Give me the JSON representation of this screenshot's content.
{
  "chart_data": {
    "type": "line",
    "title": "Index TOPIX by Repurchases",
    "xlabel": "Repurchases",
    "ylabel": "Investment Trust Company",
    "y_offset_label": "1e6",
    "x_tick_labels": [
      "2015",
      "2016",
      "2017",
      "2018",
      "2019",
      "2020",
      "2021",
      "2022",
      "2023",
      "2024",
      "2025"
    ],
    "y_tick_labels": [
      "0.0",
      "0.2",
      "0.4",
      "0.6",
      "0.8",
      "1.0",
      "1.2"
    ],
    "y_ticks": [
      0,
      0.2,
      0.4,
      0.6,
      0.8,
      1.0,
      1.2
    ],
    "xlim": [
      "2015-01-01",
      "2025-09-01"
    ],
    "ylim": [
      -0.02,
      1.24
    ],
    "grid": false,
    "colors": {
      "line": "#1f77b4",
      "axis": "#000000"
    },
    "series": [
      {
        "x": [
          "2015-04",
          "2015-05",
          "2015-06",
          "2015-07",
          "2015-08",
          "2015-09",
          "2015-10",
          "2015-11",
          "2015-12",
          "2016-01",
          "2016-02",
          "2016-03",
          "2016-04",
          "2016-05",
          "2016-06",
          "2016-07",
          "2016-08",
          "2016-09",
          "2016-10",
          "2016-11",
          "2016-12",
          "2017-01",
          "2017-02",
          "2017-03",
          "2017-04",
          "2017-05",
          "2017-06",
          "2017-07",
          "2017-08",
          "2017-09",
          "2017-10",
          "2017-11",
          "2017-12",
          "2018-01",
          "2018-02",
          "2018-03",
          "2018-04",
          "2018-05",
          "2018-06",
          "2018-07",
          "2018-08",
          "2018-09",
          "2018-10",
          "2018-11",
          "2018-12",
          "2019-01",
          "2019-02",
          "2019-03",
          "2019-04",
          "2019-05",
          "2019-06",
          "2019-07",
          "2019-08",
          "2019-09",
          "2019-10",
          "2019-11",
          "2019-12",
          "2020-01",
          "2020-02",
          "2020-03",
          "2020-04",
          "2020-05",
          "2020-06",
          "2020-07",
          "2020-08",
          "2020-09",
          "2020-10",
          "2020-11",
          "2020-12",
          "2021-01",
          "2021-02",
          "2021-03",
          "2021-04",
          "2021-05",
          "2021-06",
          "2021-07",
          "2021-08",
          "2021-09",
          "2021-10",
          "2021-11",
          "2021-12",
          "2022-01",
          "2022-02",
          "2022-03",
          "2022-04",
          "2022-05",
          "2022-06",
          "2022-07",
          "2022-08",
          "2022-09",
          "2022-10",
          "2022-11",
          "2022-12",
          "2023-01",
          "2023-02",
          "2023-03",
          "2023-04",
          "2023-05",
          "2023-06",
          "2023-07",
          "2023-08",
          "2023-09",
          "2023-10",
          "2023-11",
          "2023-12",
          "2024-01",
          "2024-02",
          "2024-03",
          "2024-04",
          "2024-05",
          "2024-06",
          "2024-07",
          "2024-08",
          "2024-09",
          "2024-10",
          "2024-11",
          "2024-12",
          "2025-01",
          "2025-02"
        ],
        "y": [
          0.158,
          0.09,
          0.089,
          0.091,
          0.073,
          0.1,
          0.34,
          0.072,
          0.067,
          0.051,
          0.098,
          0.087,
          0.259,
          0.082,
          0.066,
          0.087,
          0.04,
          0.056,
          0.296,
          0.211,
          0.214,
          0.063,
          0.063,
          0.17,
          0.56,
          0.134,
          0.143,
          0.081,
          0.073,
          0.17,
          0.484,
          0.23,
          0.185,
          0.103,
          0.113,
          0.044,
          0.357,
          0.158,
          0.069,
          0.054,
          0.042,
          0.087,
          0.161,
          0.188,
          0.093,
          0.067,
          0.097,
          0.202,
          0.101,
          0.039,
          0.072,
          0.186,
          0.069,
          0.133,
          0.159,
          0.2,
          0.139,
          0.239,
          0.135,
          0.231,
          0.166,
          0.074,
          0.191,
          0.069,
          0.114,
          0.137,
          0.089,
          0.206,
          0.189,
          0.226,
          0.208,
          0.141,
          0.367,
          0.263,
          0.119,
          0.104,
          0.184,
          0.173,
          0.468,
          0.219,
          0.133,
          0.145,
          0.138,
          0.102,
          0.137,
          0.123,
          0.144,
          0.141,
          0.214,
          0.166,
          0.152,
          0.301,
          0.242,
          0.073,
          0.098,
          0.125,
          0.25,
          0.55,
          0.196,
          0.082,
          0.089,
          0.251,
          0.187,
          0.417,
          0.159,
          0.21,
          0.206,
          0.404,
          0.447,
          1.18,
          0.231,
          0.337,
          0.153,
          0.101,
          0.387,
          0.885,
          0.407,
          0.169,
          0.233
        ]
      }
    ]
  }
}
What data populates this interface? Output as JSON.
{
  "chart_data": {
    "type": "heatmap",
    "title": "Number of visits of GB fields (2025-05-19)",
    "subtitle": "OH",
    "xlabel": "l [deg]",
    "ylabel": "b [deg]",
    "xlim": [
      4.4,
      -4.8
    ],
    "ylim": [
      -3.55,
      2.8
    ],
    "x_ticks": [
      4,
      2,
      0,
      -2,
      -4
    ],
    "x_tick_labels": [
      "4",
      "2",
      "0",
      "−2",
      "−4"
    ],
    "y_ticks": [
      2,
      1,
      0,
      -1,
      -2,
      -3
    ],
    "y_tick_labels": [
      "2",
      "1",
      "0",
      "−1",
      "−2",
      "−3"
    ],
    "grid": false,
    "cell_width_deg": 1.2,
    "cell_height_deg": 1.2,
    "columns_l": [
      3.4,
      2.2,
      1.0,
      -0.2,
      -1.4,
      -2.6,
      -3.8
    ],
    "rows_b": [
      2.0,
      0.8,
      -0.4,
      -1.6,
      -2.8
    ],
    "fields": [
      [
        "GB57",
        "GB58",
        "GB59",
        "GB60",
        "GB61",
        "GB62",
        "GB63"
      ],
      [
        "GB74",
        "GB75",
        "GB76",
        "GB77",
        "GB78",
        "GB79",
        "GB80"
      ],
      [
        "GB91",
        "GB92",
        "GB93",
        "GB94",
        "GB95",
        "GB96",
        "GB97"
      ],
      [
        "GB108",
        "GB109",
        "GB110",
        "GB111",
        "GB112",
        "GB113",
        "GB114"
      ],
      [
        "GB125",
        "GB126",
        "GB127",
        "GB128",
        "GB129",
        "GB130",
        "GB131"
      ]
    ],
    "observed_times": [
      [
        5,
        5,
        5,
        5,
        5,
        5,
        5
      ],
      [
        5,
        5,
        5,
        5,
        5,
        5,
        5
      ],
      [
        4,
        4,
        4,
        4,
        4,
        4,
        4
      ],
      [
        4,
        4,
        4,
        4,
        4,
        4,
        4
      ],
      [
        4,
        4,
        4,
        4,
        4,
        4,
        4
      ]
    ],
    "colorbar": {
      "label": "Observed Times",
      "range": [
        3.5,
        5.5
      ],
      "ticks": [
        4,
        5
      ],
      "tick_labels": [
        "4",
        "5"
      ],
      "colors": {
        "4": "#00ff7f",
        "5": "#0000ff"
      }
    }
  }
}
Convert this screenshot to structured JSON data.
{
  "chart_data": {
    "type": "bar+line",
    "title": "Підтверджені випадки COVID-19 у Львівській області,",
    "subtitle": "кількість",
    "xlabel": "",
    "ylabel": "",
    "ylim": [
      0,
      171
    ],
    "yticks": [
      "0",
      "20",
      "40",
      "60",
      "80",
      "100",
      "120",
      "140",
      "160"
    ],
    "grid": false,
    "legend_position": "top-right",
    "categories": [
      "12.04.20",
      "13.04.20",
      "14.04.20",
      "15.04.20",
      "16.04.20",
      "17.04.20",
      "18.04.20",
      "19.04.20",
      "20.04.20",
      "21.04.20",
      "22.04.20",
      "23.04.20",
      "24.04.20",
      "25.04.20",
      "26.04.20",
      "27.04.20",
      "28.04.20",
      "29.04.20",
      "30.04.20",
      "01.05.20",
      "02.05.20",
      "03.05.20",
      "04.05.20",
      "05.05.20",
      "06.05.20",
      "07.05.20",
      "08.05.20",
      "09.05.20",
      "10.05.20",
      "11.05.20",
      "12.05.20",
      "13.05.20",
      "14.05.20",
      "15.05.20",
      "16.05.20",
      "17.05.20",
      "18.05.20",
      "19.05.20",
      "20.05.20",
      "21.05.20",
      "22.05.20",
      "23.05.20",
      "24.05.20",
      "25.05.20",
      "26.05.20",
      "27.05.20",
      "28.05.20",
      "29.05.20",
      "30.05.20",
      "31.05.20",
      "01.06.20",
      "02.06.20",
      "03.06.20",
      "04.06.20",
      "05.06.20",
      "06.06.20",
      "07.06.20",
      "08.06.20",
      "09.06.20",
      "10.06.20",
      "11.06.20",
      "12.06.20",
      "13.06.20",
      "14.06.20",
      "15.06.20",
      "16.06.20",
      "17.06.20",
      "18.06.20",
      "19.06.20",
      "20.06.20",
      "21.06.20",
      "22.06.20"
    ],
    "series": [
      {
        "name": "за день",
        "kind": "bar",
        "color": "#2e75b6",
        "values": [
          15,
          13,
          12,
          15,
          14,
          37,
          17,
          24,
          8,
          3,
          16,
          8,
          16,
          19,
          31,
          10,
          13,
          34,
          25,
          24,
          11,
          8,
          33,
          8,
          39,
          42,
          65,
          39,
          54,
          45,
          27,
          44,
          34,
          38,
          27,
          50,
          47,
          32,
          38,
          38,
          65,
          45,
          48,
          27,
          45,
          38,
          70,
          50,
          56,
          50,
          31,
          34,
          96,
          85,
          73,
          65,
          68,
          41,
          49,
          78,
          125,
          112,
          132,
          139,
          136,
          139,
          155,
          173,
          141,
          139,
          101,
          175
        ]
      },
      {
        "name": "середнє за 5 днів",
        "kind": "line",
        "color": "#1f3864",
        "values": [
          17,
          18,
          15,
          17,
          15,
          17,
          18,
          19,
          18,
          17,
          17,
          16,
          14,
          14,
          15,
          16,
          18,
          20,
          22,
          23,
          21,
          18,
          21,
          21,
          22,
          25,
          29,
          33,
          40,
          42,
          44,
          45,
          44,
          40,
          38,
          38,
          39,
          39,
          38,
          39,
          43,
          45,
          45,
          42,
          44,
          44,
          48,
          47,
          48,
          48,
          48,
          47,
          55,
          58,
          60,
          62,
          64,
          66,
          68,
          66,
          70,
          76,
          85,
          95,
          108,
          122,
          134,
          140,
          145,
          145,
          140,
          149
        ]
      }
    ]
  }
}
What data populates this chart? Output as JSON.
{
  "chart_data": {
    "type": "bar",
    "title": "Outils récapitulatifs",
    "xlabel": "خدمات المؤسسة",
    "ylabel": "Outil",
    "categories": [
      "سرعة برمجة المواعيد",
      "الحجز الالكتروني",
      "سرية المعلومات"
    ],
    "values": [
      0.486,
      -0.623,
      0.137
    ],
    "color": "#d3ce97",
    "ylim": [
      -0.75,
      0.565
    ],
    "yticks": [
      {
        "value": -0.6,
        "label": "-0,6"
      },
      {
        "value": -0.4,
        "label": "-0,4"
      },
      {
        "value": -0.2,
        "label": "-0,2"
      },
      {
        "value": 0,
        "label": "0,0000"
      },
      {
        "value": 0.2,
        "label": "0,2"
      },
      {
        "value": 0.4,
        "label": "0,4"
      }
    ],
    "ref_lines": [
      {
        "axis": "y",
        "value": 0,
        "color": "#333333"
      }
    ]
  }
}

━━━━━━

Which lines hold the string "JSON"? List them all.

Give me the JSON representation of this screenshot's content.
What data populates this interface? Output as JSON.
Convert this screenshot to structured JSON data.
What data populates this chart? Output as JSON.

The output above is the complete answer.